• [Data records]
--------------------------------

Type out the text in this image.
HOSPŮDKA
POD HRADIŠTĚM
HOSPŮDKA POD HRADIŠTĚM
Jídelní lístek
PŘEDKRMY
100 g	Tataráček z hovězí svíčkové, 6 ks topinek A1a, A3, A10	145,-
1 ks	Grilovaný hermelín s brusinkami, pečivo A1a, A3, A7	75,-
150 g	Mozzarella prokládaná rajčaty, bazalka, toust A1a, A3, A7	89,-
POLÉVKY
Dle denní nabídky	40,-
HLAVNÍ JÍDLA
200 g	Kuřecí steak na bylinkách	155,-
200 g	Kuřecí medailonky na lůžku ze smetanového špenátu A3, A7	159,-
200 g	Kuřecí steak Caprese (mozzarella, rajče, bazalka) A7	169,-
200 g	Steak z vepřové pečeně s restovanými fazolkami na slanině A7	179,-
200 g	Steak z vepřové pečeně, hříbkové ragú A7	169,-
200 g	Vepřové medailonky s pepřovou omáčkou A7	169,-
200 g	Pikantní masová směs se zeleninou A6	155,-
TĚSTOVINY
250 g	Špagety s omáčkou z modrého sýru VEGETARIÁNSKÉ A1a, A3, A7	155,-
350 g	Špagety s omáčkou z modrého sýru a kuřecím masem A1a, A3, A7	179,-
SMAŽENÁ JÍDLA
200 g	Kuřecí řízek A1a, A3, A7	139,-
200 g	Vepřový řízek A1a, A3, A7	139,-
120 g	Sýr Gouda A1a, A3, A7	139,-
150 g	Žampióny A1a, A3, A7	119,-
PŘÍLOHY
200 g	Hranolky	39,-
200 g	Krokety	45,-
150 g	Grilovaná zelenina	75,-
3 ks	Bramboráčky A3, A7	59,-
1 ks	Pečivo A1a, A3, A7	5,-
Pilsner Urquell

--------------------------------

• [What is asked]
Every line above should be retyped exactly as given.

• [Answer to the exercise]
Type out the text in this image.
HOSPŮDKA
POD HRADIŠTĚM
HOSPŮDKA POD HRADIŠTĚM
Jídelní lístek
PŘEDKRMY
100 g	Tataráček z hovězí svíčkové, 6 ks topinek A1a, A3, A10	145,-
1 ks	Grilovaný hermelín s brusinkami, pečivo A1a, A3, A7	75,-
150 g	Mozzarella prokládaná rajčaty, bazalka, toust A1a, A3, A7	89,-
POLÉVKY
Dle denní nabídky	40,-
HLAVNÍ JÍDLA
200 g	Kuřecí steak na bylinkách	155,-
200 g	Kuřecí medailonky na lůžku ze smetanového špenátu A3, A7	159,-
200 g	Kuřecí steak Caprese (mozzarella, rajče, bazalka) A7	169,-
200 g	Steak z vepřové pečeně s restovanými fazolkami na slanině A7	179,-
200 g	Steak z vepřové pečeně, hříbkové ragú A7	169,-
200 g	Vepřové medailonky s pepřovou omáčkou A7	169,-
200 g	Pikantní masová směs se zeleninou A6	155,-
TĚSTOVINY
250 g	Špagety s omáčkou z modrého sýru VEGETARIÁNSKÉ A1a, A3, A7	155,-
350 g	Špagety s omáčkou z modrého sýru a kuřecím masem A1a, A3, A7	179,-
SMAŽENÁ JÍDLA
200 g	Kuřecí řízek A1a, A3, A7	139,-
200 g	Vepřový řízek A1a, A3, A7	139,-
120 g	Sýr Gouda A1a, A3, A7	139,-
150 g	Žampióny A1a, A3, A7	119,-
PŘÍLOHY
200 g	Hranolky	39,-
200 g	Krokety	45,-
150 g	Grilovaná zelenina	75,-
3 ks	Bramboráčky A3, A7	59,-
1 ks	Pečivo A1a, A3, A7	5,-
Pilsner Urquell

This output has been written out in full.